Information supplied:
= = = = = = =

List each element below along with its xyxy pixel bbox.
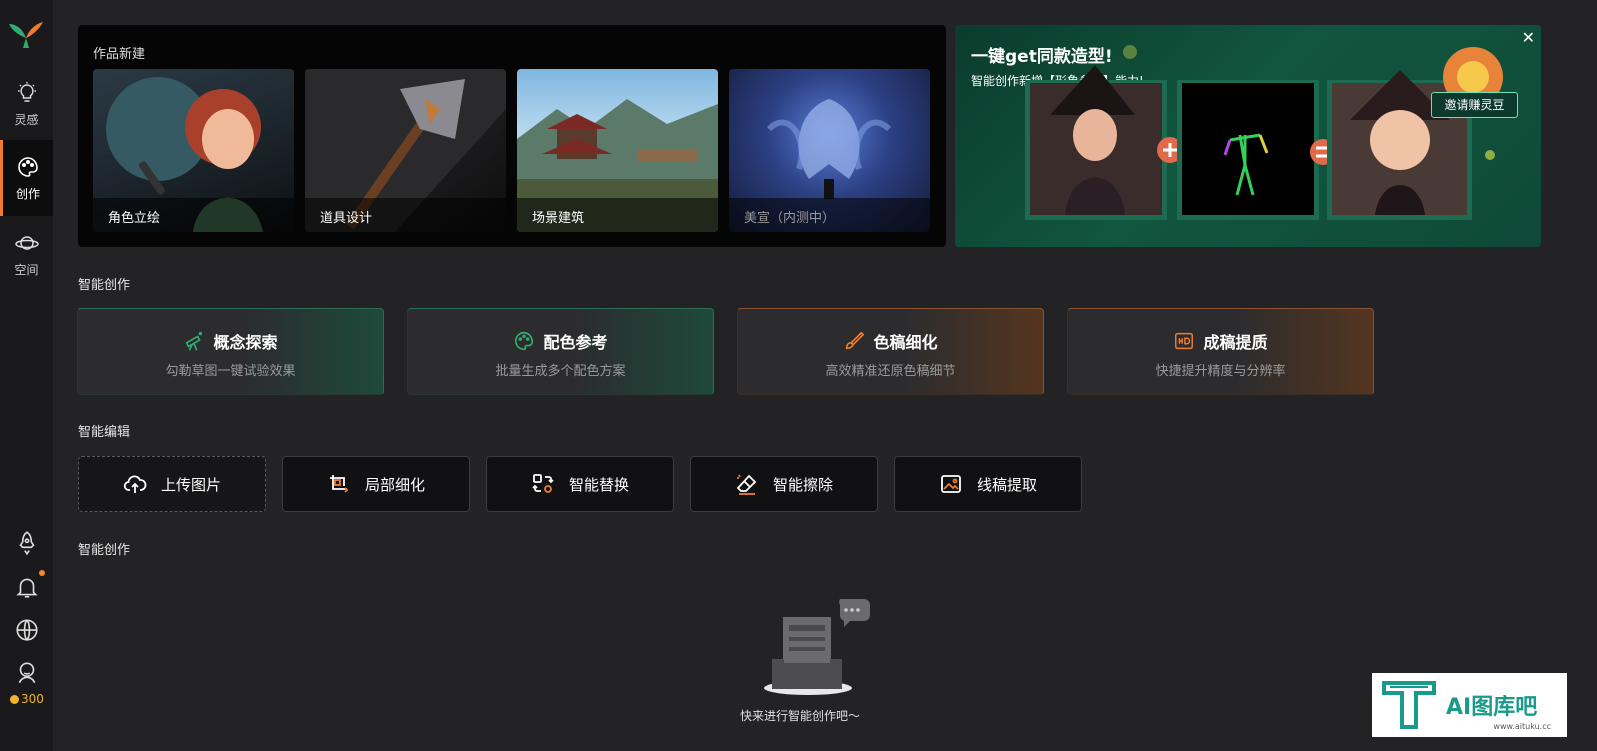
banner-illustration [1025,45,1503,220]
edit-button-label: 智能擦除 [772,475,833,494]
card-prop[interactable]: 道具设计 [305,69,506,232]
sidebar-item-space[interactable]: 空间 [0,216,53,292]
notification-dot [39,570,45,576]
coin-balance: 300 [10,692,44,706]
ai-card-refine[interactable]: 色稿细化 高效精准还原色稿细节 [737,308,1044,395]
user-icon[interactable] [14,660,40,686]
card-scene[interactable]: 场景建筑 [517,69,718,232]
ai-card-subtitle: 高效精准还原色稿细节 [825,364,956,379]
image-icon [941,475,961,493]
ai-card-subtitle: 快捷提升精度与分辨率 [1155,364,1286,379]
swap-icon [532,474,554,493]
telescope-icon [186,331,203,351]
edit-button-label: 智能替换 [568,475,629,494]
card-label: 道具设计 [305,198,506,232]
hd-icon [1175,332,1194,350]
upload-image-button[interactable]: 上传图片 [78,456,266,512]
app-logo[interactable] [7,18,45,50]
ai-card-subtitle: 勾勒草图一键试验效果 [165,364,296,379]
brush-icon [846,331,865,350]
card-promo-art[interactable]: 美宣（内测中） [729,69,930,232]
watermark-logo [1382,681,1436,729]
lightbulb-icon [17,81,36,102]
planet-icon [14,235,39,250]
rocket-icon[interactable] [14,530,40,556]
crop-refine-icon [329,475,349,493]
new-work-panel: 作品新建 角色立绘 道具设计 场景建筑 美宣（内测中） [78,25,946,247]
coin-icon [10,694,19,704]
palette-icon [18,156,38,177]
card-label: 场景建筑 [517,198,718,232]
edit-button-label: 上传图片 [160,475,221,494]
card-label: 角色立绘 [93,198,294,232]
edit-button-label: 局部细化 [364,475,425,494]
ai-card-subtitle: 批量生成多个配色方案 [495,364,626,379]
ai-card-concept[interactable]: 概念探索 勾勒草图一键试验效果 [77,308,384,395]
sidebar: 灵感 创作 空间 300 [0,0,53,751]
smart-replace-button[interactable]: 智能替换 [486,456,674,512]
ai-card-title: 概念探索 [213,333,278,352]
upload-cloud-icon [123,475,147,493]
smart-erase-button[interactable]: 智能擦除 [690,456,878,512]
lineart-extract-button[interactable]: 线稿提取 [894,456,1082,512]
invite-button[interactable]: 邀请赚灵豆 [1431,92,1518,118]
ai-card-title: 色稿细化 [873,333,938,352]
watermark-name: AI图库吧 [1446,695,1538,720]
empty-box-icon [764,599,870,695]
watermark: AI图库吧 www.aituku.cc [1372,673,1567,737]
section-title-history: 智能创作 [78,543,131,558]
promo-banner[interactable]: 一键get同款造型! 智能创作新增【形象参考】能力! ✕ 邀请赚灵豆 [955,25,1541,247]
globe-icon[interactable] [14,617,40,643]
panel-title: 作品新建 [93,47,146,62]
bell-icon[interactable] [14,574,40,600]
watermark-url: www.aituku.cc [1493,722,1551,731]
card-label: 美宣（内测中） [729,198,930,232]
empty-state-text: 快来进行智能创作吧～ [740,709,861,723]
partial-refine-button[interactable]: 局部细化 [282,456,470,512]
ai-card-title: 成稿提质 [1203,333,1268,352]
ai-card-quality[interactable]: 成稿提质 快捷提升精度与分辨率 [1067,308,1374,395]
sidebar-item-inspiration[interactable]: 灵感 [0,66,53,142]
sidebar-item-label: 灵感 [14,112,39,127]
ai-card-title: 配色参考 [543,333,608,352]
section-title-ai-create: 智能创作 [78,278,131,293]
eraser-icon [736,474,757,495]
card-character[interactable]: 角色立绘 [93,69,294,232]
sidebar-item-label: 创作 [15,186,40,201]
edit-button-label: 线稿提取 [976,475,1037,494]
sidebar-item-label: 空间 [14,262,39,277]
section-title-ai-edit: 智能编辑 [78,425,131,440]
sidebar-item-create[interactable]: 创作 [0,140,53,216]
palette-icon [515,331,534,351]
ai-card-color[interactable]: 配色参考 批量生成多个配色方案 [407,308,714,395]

= = = = = = =

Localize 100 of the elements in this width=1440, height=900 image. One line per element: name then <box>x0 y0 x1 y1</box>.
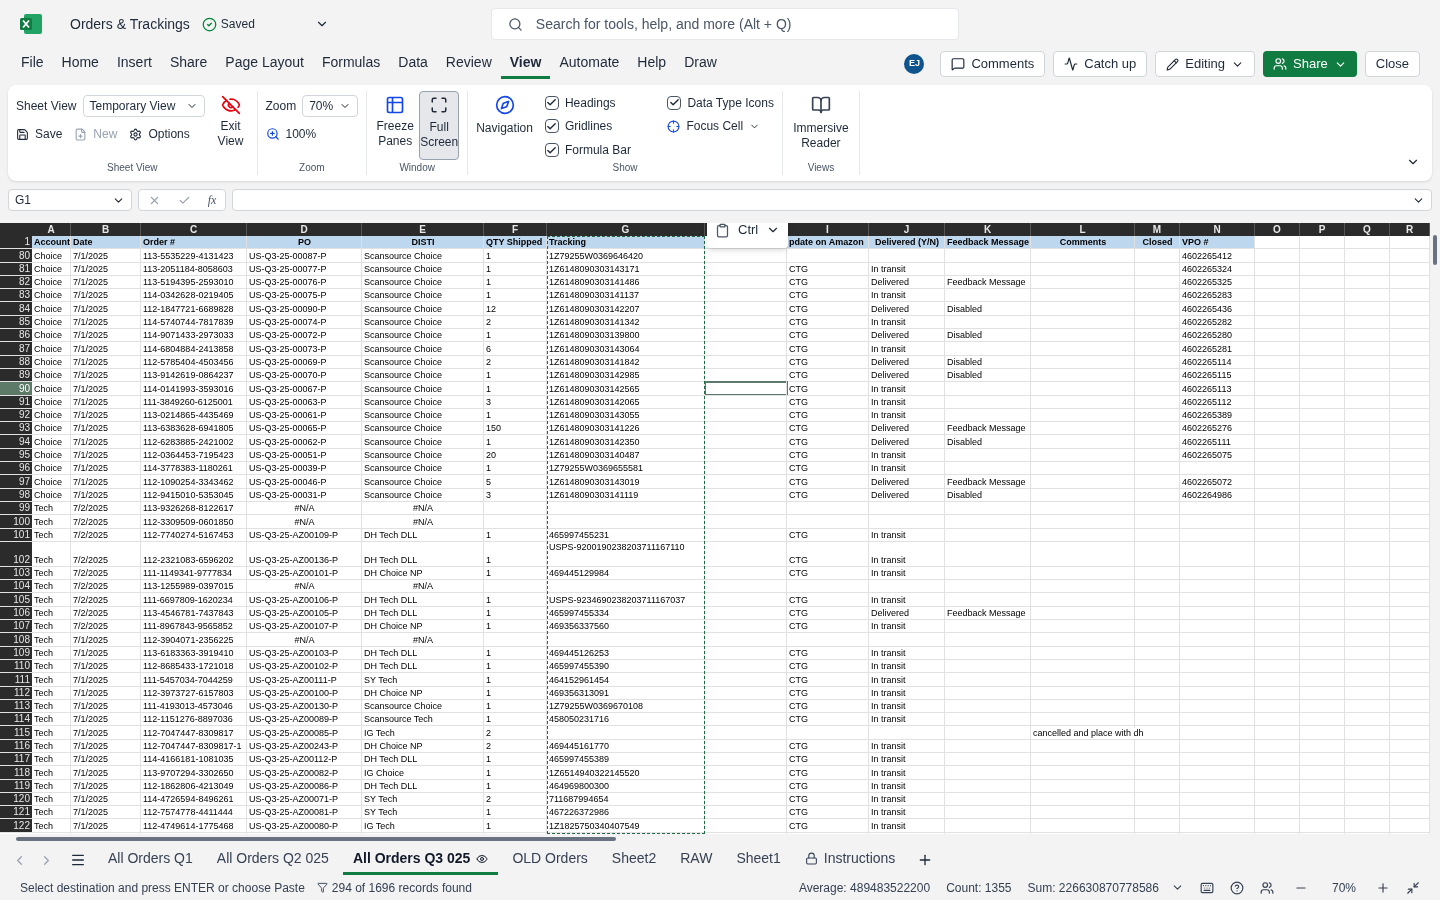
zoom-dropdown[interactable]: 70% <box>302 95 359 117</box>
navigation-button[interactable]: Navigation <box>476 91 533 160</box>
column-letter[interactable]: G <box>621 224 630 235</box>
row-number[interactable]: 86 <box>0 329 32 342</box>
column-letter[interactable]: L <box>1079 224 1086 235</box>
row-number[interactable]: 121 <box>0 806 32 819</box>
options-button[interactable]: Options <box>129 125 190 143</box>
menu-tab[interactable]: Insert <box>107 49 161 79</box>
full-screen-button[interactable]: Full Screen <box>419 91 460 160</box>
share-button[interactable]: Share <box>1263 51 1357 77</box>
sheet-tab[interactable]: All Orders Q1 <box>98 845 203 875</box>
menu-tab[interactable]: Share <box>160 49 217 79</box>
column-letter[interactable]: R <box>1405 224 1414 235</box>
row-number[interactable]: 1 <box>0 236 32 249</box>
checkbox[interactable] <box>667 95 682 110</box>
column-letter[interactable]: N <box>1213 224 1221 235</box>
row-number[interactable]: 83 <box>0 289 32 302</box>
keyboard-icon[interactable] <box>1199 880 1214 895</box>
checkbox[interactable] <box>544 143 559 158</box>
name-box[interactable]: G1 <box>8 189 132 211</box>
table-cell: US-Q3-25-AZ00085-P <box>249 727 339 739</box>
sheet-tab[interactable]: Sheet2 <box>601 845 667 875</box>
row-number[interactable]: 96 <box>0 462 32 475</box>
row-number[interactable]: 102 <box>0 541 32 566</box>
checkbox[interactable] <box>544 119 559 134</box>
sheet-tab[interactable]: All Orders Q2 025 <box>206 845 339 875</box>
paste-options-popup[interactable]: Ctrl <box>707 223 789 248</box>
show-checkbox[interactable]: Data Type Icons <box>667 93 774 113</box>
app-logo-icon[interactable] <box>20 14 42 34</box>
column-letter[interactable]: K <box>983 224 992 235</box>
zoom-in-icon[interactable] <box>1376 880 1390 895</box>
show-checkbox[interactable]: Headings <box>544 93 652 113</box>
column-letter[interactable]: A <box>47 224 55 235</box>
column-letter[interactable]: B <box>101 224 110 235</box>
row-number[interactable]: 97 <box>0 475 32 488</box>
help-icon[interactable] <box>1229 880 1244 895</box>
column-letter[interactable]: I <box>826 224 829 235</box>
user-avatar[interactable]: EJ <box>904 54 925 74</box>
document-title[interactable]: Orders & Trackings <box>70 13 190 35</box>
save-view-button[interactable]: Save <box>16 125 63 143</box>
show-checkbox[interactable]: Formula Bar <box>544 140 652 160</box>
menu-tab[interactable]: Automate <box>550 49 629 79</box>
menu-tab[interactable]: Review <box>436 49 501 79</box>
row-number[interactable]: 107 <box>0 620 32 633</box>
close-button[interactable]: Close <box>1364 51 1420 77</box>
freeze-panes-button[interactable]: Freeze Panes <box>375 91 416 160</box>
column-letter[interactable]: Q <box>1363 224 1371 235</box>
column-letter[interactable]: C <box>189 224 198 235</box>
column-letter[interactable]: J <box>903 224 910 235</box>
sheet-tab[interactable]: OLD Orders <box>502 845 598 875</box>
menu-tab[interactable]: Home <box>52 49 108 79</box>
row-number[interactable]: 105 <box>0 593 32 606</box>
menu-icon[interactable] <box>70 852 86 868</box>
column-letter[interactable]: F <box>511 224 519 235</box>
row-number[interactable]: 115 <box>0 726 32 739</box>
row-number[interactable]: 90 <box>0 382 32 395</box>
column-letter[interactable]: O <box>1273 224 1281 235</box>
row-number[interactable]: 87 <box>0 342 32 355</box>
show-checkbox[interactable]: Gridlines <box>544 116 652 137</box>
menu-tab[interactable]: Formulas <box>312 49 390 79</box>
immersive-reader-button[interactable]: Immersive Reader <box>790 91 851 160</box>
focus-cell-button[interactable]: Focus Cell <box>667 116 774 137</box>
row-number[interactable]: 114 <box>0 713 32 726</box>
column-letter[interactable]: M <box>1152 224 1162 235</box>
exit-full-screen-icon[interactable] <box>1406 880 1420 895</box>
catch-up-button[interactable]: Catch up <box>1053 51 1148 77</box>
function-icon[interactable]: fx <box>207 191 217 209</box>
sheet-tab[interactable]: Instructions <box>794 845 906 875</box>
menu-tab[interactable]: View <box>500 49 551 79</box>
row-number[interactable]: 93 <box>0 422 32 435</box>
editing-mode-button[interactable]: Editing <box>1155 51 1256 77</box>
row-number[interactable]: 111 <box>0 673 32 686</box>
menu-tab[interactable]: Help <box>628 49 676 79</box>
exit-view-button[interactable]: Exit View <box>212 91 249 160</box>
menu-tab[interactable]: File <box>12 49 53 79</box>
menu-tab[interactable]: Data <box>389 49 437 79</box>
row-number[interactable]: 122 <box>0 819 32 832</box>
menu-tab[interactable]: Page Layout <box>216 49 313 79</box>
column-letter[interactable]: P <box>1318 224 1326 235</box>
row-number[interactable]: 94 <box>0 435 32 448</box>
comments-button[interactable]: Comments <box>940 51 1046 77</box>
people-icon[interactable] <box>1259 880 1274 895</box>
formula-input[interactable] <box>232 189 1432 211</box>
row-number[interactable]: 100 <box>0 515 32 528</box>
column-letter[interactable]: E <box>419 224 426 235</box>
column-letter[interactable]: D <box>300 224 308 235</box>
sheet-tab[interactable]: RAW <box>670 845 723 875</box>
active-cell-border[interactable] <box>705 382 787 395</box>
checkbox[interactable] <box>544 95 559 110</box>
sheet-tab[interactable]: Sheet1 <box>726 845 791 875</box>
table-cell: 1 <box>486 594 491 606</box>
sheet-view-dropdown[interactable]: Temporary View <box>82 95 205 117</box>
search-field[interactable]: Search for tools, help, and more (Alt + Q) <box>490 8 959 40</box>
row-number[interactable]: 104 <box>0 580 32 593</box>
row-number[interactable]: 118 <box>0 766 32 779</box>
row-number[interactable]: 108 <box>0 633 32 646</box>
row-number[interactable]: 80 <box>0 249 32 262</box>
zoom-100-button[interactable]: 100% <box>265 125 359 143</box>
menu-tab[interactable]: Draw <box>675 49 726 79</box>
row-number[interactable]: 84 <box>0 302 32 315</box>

= = = = = = =

Problem details:
Please rewrite the lines in the first block of rows, starting with the line containing "banner-illustration [1025,45,1503,220]" and going on through the line containing "card-label: 美宣（内测中） [729,198,930,232]". Replace "telescope-icon" with "binoculars-icon" and leave everything else unchanged.

Expected output:
banner-illustration [1025,45,1503,220]
edit-button-label: 智能擦除 [772,475,833,494]
card-prop[interactable]: 道具设计 [305,69,506,232]
sidebar-item-space[interactable]: 空间 [0,216,53,292]
notification-dot [39,570,45,576]
coin-balance: 300 [10,692,44,706]
ai-card-refine[interactable]: 色稿细化 高效精准还原色稿细节 [737,308,1044,395]
user-icon[interactable] [14,660,40,686]
card-scene[interactable]: 场景建筑 [517,69,718,232]
ai-card-subtitle: 高效精准还原色稿细节 [825,364,956,379]
image-icon [941,475,961,493]
ai-card-subtitle: 快捷提升精度与分辨率 [1155,364,1286,379]
swap-icon [532,474,554,493]
binoculars-icon [186,331,203,351]
edit-button-label: 智能替换 [568,475,629,494]
card-label: 道具设计 [305,198,506,232]
hd-icon [1175,332,1194,350]
upload-image-button[interactable]: 上传图片 [78,456,266,512]
app-logo[interactable] [7,18,45,50]
ai-card-subtitle: 勾勒草图一键试验效果 [165,364,296,379]
brush-icon [846,331,865,350]
card-promo-art[interactable]: 美宣（内测中） [729,69,930,232]
watermark-logo [1382,681,1436,729]
lightbulb-icon [17,81,36,102]
planet-icon [14,235,39,250]
rocket-icon[interactable] [14,530,40,556]
crop-refine-icon [329,475,349,493]
new-work-panel: 作品新建 角色立绘 道具设计 场景建筑 美宣（内测中） [78,25,946,247]
coin-icon [10,694,19,704]
palette-icon [18,156,38,177]
card-label: 场景建筑 [517,198,718,232]
edit-button-label: 上传图片 [160,475,221,494]
card-label: 角色立绘 [93,198,294,232]
edit-button-label: 局部细化 [364,475,425,494]
ai-card-subtitle: 批量生成多个配色方案 [495,364,626,379]
ai-card-concept[interactable]: 概念探索 勾勒草图一键试验效果 [77,308,384,395]
sidebar: 灵感 创作 空间 300 [0,0,53,751]
smart-replace-button[interactable]: 智能替换 [486,456,674,512]
ai-card-title: 概念探索 [213,333,278,352]
upload-cloud-icon [123,475,147,493]
smart-erase-button[interactable]: 智能擦除 [690,456,878,512]
lineart-extract-button[interactable]: 线稿提取 [894,456,1082,512]
invite-button[interactable]: 邀请赚灵豆 [1431,92,1518,118]
ai-card-title: 色稿细化 [873,333,938,352]
watermark-name: AI图库吧 [1446,695,1538,720]
empty-box-icon [764,599,870,695]
watermark: AI图库吧 www.aituku.cc [1372,673,1567,737]
section-title-history: 智能创作 [78,543,131,558]
promo-banner[interactable]: 一键get同款造型! 智能创作新增【形象参考】能力! ✕ 邀请赚灵豆 [955,25,1541,247]
globe-icon[interactable] [14,617,40,643]
panel-title: 作品新建 [93,47,146,62]
bell-icon[interactable] [14,574,40,600]
watermark-url: www.aituku.cc [1493,722,1551,731]
card-label: 美宣（内测中） [729,198,930,232]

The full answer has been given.